> RECORDS PROVIDED:
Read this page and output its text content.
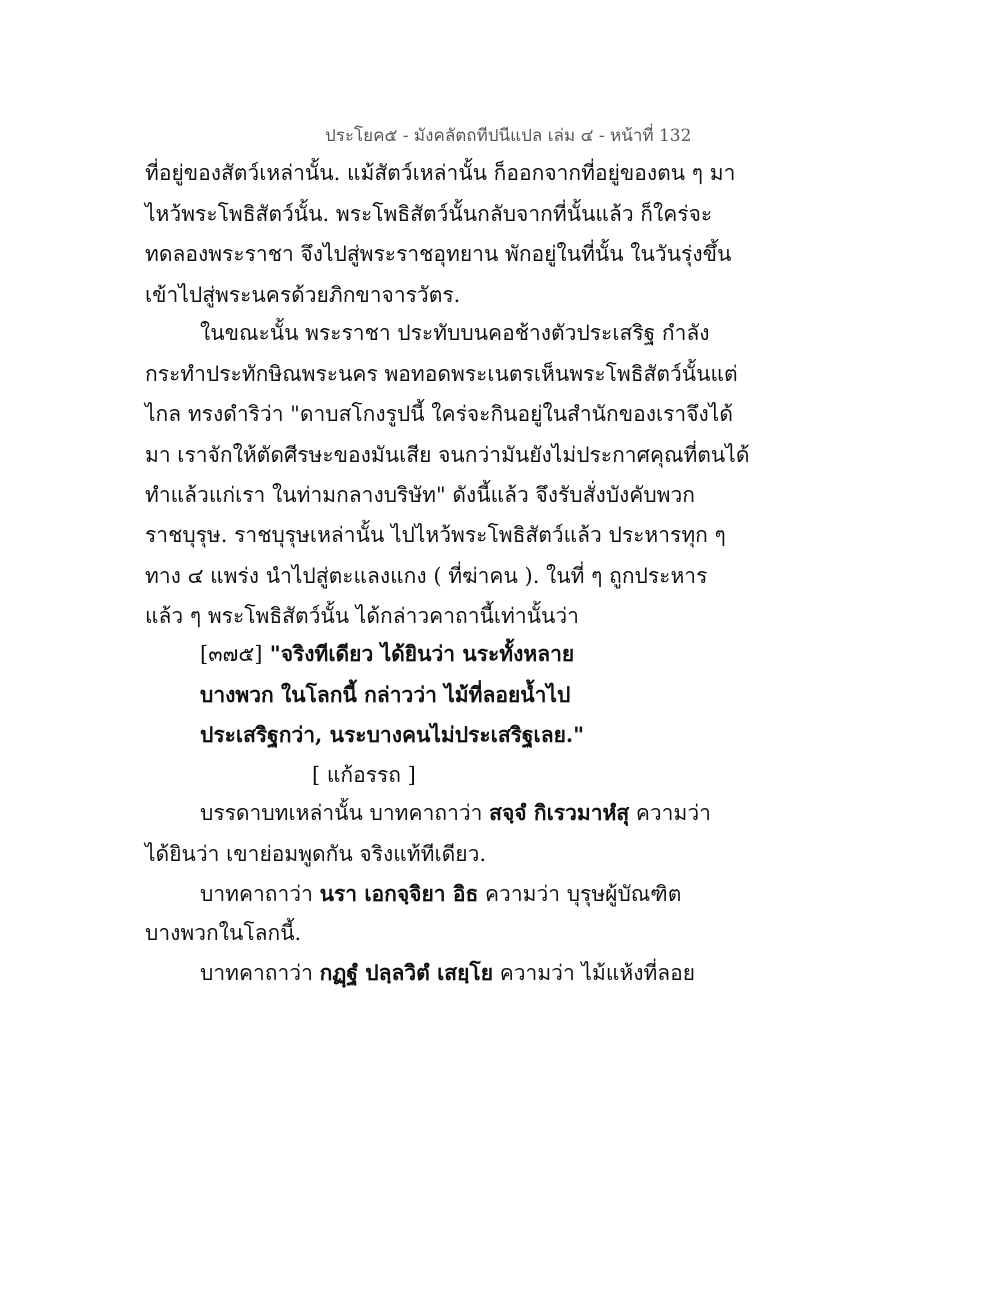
ประโยค๕ - มังคลัตถทีปนีแปล เล่ม ๔ - หน้าที่ 132
ที่อยู่ของสัตว์เหล่านั้น. แม้สัตว์เหล่านั้น ก็ออกจากที่อยู่ของตน ๆ มา
ไหว้พระโพธิสัตว์นั้น. พระโพธิสัตว์นั้นกลับจากที่นั้นแล้ว ก็ใคร่จะ
ทดลองพระราชา จึงไปสู่พระราชอุทยาน พักอยู่ในที่นั้น ในวันรุ่งขึ้น
เข้าไปสู่พระนครด้วยภิกขาจารวัตร.
ในขณะนั้น พระราชา ประทับบนคอช้างตัวประเสริฐ กำลัง
กระทำประทักษิณพระนคร พอทอดพระเนตรเห็นพระโพธิสัตว์นั้นแต่
ไกล ทรงดำริว่า "ดาบสโกงรูปนี้ ใคร่จะกินอยู่ในสำนักของเราจึงได้
มา เราจักให้ตัดศีรษะของมันเสีย จนกว่ามันยังไม่ประกาศคุณที่ตนได้
ทำแล้วแก่เรา ในท่ามกลางบริษัท" ดังนี้แล้ว จึงรับสั่งบังคับพวก
ราชบุรุษ. ราชบุรุษเหล่านั้น ไปไหว้พระโพธิสัตว์แล้ว ประหารทุก ๆ
ทาง ๔ แพร่ง นำไปสู่ตะแลงแกง ( ที่ฆ่าคน ). ในที่ ๆ ถูกประหาร
แล้ว ๆ พระโพธิสัตว์นั้น ได้กล่าวคาถานี้เท่านั้นว่า
[๓๗๕] "จริงทีเดียว ได้ยินว่า นระทั้งหลาย
บางพวก ในโลกนี้ กล่าวว่า ไม้ที่ลอยน้ำไป
ประเสริฐกว่า, นระบางคนไม่ประเสริฐเลย."
[ แก้อรรถ ]
บรรดาบทเหล่านั้น บาทคาถาว่า สจฺจํ กิเรวมาหํสุ ความว่า
ได้ยินว่า เขาย่อมพูดกัน จริงแท้ทีเดียว.
บาทคาถาว่า นรา เอกจฺจิยา อิธ ความว่า บุรุษผู้บัณฑิต
บางพวกในโลกนี้.
บาทคาถาว่า กฏฺฐํ ปลฺลวิตํ เสยฺโย ความว่า ไม้แห้งที่ลอย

> GIVEN PROBLEM: Copy each line above that contains the string "ความว".

> THE OUTPUT:
บรรดาบทเหล่านั้น บาทคาถาว่า สจฺจํ กิเรวมาหํสุ ความว่า
บาทคาถาว่า นรา เอกจฺจิยา อิธ ความว่า บุรุษผู้บัณฑิต
บาทคาถาว่า กฏฺฐํ ปลฺลวิตํ เสยฺโย ความว่า ไม้แห้งที่ลอย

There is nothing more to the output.